---------- DATA SUPPLIED ----------

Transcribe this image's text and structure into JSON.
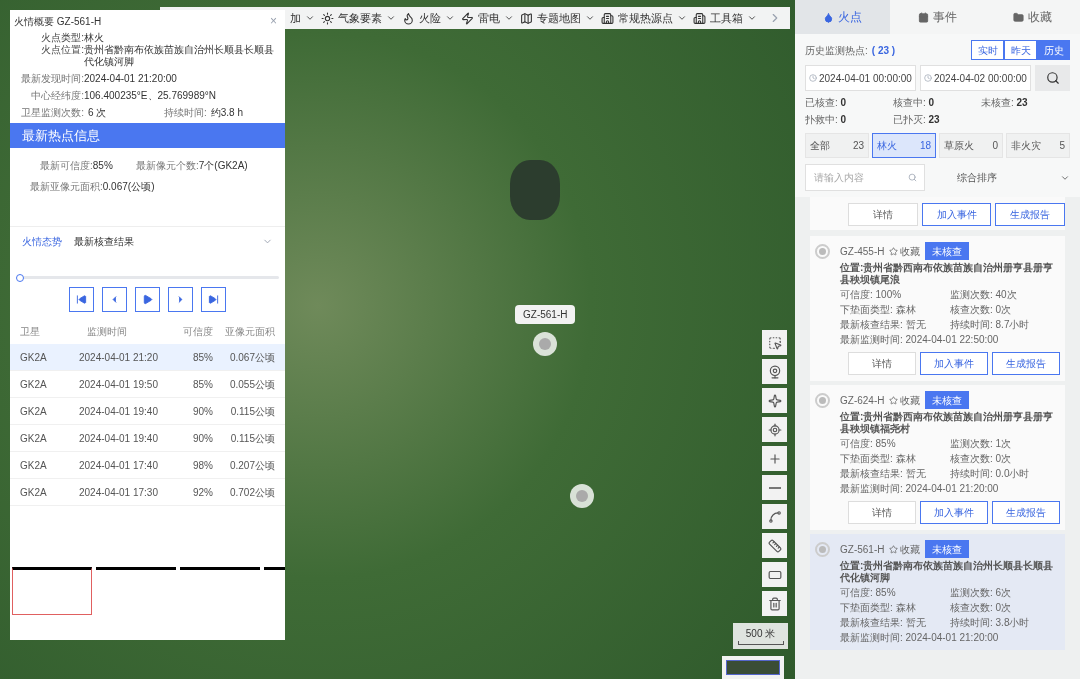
{
  "toolbar": {
    "items": [
      {
        "label": "加"
      },
      {
        "label": "气象要素"
      },
      {
        "label": "火险"
      },
      {
        "label": "雷电"
      },
      {
        "label": "专题地图"
      },
      {
        "label": "常规热源点"
      },
      {
        "label": "工具箱"
      }
    ]
  },
  "map": {
    "marker_label": "GZ-561-H",
    "scale": "500 米"
  },
  "summary": {
    "title": "火情概要 GZ-561-H",
    "close": "×",
    "info": [
      {
        "label": "火点类型:",
        "value": "林火"
      },
      {
        "label": "火点位置:",
        "value": "贵州省黔南布依族苗族自治州长顺县长顺县代化镇河脚"
      }
    ],
    "facts": [
      {
        "label": "最新发现时间:",
        "value": "2024-04-01 21:20:00"
      },
      {
        "label": "中心经纬度:",
        "value": "106.400235°E、25.769989°N"
      }
    ],
    "pair": [
      {
        "label": "卫星监测次数:",
        "value": "6 次"
      },
      {
        "label": "持续时间:",
        "value": "约3.8 h"
      }
    ],
    "band": "最新热点信息",
    "latest": [
      {
        "label": "最新可信度:",
        "value": "85%"
      },
      {
        "label": "最新像元个数:",
        "value": "7个(GK2A)"
      },
      {
        "label": "最新亚像元面积:",
        "value": "0.067(公顷)"
      }
    ],
    "tabs": [
      {
        "label": "火情态势",
        "selected": true
      },
      {
        "label": "最新核查结果",
        "selected": false
      }
    ],
    "slider": {
      "level": 0
    },
    "table": {
      "columns": [
        "卫星",
        "监测时间",
        "可信度",
        "亚像元面积"
      ],
      "rows": [
        {
          "cells": [
            "GK2A",
            "2024-04-01 21:20",
            "85%",
            "0.067公顷"
          ],
          "selected": true
        },
        {
          "cells": [
            "GK2A",
            "2024-04-01 19:50",
            "85%",
            "0.055公顷"
          ],
          "selected": false
        },
        {
          "cells": [
            "GK2A",
            "2024-04-01 19:40",
            "90%",
            "0.115公顷"
          ],
          "selected": false
        },
        {
          "cells": [
            "GK2A",
            "2024-04-01 19:40",
            "90%",
            "0.115公顷"
          ],
          "selected": false
        },
        {
          "cells": [
            "GK2A",
            "2024-04-01 17:40",
            "98%",
            "0.207公顷"
          ],
          "selected": false
        },
        {
          "cells": [
            "GK2A",
            "2024-04-01 17:30",
            "92%",
            "0.702公顷"
          ],
          "selected": false
        }
      ]
    },
    "thumbnails": [
      {
        "selected": true
      },
      {
        "selected": false
      },
      {
        "selected": false
      },
      {
        "selected": false
      }
    ]
  },
  "side": {
    "tabs": [
      {
        "label": "火点",
        "selected": true
      },
      {
        "label": "事件",
        "selected": false
      },
      {
        "label": "收藏",
        "selected": false
      }
    ],
    "history_label": "历史监测热点:",
    "history_count": "( 23 )",
    "ranges": [
      {
        "label": "实时",
        "selected": false
      },
      {
        "label": "昨天",
        "selected": false
      },
      {
        "label": "历史",
        "selected": true
      }
    ],
    "start": "2024-04-01 00:00:00",
    "end": "2024-04-02 00:00:00",
    "stats": [
      {
        "label": "已核查:",
        "value": "0"
      },
      {
        "label": "核查中:",
        "value": "0"
      },
      {
        "label": "未核查:",
        "value": "23"
      },
      {
        "label": "扑救中:",
        "value": "0"
      },
      {
        "label": "已扑灭:",
        "value": "23"
      }
    ],
    "filters": [
      {
        "label": "全部",
        "count": "23",
        "selected": false
      },
      {
        "label": "林火",
        "count": "18",
        "selected": true
      },
      {
        "label": "草原火",
        "count": "0",
        "selected": false
      },
      {
        "label": "非火灾",
        "count": "5",
        "selected": false
      }
    ],
    "search": {
      "placeholder": "请输入内容"
    },
    "sort": "综合排序",
    "partial_actions": [
      "详情",
      "加入事件",
      "生成报告"
    ],
    "cards": [
      {
        "id": "GZ-455-H",
        "fav": "收藏",
        "status": "未核查",
        "location": "位置:贵州省黔西南布依族苗族自治州册亨县册亨县秧坝镇尾浪",
        "fields": [
          {
            "label": "可信度:",
            "value": "100%"
          },
          {
            "label": "监测次数:",
            "value": "40次"
          },
          {
            "label": "下垫面类型:",
            "value": "森林"
          },
          {
            "label": "核查次数:",
            "value": "0次"
          },
          {
            "label": "最新核查结果:",
            "value": "暂无"
          },
          {
            "label": "持续时间:",
            "value": "8.7小时"
          }
        ],
        "time": {
          "label": "最新监测时间:",
          "value": "2024-04-01 22:50:00"
        },
        "actions": [
          "详情",
          "加入事件",
          "生成报告"
        ],
        "selected": false
      },
      {
        "id": "GZ-624-H",
        "fav": "收藏",
        "status": "未核查",
        "location": "位置:贵州省黔西南布依族苗族自治州册亨县册亨县秧坝镇福尧村",
        "fields": [
          {
            "label": "可信度:",
            "value": "85%"
          },
          {
            "label": "监测次数:",
            "value": "1次"
          },
          {
            "label": "下垫面类型:",
            "value": "森林"
          },
          {
            "label": "核查次数:",
            "value": "0次"
          },
          {
            "label": "最新核查结果:",
            "value": "暂无"
          },
          {
            "label": "持续时间:",
            "value": "0.0小时"
          }
        ],
        "time": {
          "label": "最新监测时间:",
          "value": "2024-04-01 21:20:00"
        },
        "actions": [
          "详情",
          "加入事件",
          "生成报告"
        ],
        "selected": false
      },
      {
        "id": "GZ-561-H",
        "fav": "收藏",
        "status": "未核查",
        "location": "位置:贵州省黔南布依族苗族自治州长顺县长顺县代化镇河脚",
        "fields": [
          {
            "label": "可信度:",
            "value": "85%"
          },
          {
            "label": "监测次数:",
            "value": "6次"
          },
          {
            "label": "下垫面类型:",
            "value": "森林"
          },
          {
            "label": "核查次数:",
            "value": "0次"
          },
          {
            "label": "最新核查结果:",
            "value": "暂无"
          },
          {
            "label": "持续时间:",
            "value": "3.8小时"
          }
        ],
        "time": {
          "label": "最新监测时间:",
          "value": "2024-04-01 21:20:00"
        },
        "selected": true
      }
    ]
  }
}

----------

## PROBLEM TO WORK ON
All records above are to be printed exactly, minus the pictures they contain.

## WRITTEN ANSWER
Transcribe this image's text and structure into JSON.
{
  "toolbar": {
    "items": [
      {
        "label": "加"
      },
      {
        "label": "气象要素"
      },
      {
        "label": "火险"
      },
      {
        "label": "雷电"
      },
      {
        "label": "专题地图"
      },
      {
        "label": "常规热源点"
      },
      {
        "label": "工具箱"
      }
    ]
  },
  "map": {
    "marker_label": "GZ-561-H",
    "scale": "500 米"
  },
  "summary": {
    "title": "火情概要 GZ-561-H",
    "close": "×",
    "info": [
      {
        "label": "火点类型:",
        "value": "林火"
      },
      {
        "label": "火点位置:",
        "value": "贵州省黔南布依族苗族自治州长顺县长顺县代化镇河脚"
      }
    ],
    "facts": [
      {
        "label": "最新发现时间:",
        "value": "2024-04-01 21:20:00"
      },
      {
        "label": "中心经纬度:",
        "value": "106.400235°E、25.769989°N"
      }
    ],
    "pair": [
      {
        "label": "卫星监测次数:",
        "value": "6 次"
      },
      {
        "label": "持续时间:",
        "value": "约3.8 h"
      }
    ],
    "band": "最新热点信息",
    "latest": [
      {
        "label": "最新可信度:",
        "value": "85%"
      },
      {
        "label": "最新像元个数:",
        "value": "7个(GK2A)"
      },
      {
        "label": "最新亚像元面积:",
        "value": "0.067(公顷)"
      }
    ],
    "tabs": [
      {
        "label": "火情态势",
        "selected": true
      },
      {
        "label": "最新核查结果",
        "selected": false
      }
    ],
    "slider": {
      "level": 0
    },
    "table": {
      "columns": [
        "卫星",
        "监测时间",
        "可信度",
        "亚像元面积"
      ],
      "rows": [
        {
          "cells": [
            "GK2A",
            "2024-04-01 21:20",
            "85%",
            "0.067公顷"
          ],
          "selected": true
        },
        {
          "cells": [
            "GK2A",
            "2024-04-01 19:50",
            "85%",
            "0.055公顷"
          ],
          "selected": false
        },
        {
          "cells": [
            "GK2A",
            "2024-04-01 19:40",
            "90%",
            "0.115公顷"
          ],
          "selected": false
        },
        {
          "cells": [
            "GK2A",
            "2024-04-01 19:40",
            "90%",
            "0.115公顷"
          ],
          "selected": false
        },
        {
          "cells": [
            "GK2A",
            "2024-04-01 17:40",
            "98%",
            "0.207公顷"
          ],
          "selected": false
        },
        {
          "cells": [
            "GK2A",
            "2024-04-01 17:30",
            "92%",
            "0.702公顷"
          ],
          "selected": false
        }
      ]
    },
    "thumbnails": [
      {
        "selected": true
      },
      {
        "selected": false
      },
      {
        "selected": false
      },
      {
        "selected": false
      }
    ]
  },
  "side": {
    "tabs": [
      {
        "label": "火点",
        "selected": true
      },
      {
        "label": "事件",
        "selected": false
      },
      {
        "label": "收藏",
        "selected": false
      }
    ],
    "history_label": "历史监测热点:",
    "history_count": "( 23 )",
    "ranges": [
      {
        "label": "实时",
        "selected": false
      },
      {
        "label": "昨天",
        "selected": false
      },
      {
        "label": "历史",
        "selected": true
      }
    ],
    "start": "2024-04-01 00:00:00",
    "end": "2024-04-02 00:00:00",
    "stats": [
      {
        "label": "已核查:",
        "value": "0"
      },
      {
        "label": "核查中:",
        "value": "0"
      },
      {
        "label": "未核查:",
        "value": "23"
      },
      {
        "label": "扑救中:",
        "value": "0"
      },
      {
        "label": "已扑灭:",
        "value": "23"
      }
    ],
    "filters": [
      {
        "label": "全部",
        "count": "23",
        "selected": false
      },
      {
        "label": "林火",
        "count": "18",
        "selected": true
      },
      {
        "label": "草原火",
        "count": "0",
        "selected": false
      },
      {
        "label": "非火灾",
        "count": "5",
        "selected": false
      }
    ],
    "search": {
      "placeholder": "请输入内容"
    },
    "sort": "综合排序",
    "partial_actions": [
      "详情",
      "加入事件",
      "生成报告"
    ],
    "cards": [
      {
        "id": "GZ-455-H",
        "fav": "收藏",
        "status": "未核查",
        "location": "位置:贵州省黔西南布依族苗族自治州册亨县册亨县秧坝镇尾浪",
        "fields": [
          {
            "label": "可信度:",
            "value": "100%"
          },
          {
            "label": "监测次数:",
            "value": "40次"
          },
          {
            "label": "下垫面类型:",
            "value": "森林"
          },
          {
            "label": "核查次数:",
            "value": "0次"
          },
          {
            "label": "最新核查结果:",
            "value": "暂无"
          },
          {
            "label": "持续时间:",
            "value": "8.7小时"
          }
        ],
        "time": {
          "label": "最新监测时间:",
          "value": "2024-04-01 22:50:00"
        },
        "actions": [
          "详情",
          "加入事件",
          "生成报告"
        ],
        "selected": false
      },
      {
        "id": "GZ-624-H",
        "fav": "收藏",
        "status": "未核查",
        "location": "位置:贵州省黔西南布依族苗族自治州册亨县册亨县秧坝镇福尧村",
        "fields": [
          {
            "label": "可信度:",
            "value": "85%"
          },
          {
            "label": "监测次数:",
            "value": "1次"
          },
          {
            "label": "下垫面类型:",
            "value": "森林"
          },
          {
            "label": "核查次数:",
            "value": "0次"
          },
          {
            "label": "最新核查结果:",
            "value": "暂无"
          },
          {
            "label": "持续时间:",
            "value": "0.0小时"
          }
        ],
        "time": {
          "label": "最新监测时间:",
          "value": "2024-04-01 21:20:00"
        },
        "actions": [
          "详情",
          "加入事件",
          "生成报告"
        ],
        "selected": false
      },
      {
        "id": "GZ-561-H",
        "fav": "收藏",
        "status": "未核查",
        "location": "位置:贵州省黔南布依族苗族自治州长顺县长顺县代化镇河脚",
        "fields": [
          {
            "label": "可信度:",
            "value": "85%"
          },
          {
            "label": "监测次数:",
            "value": "6次"
          },
          {
            "label": "下垫面类型:",
            "value": "森林"
          },
          {
            "label": "核查次数:",
            "value": "0次"
          },
          {
            "label": "最新核查结果:",
            "value": "暂无"
          },
          {
            "label": "持续时间:",
            "value": "3.8小时"
          }
        ],
        "time": {
          "label": "最新监测时间:",
          "value": "2024-04-01 21:20:00"
        },
        "selected": true
      }
    ]
  }
}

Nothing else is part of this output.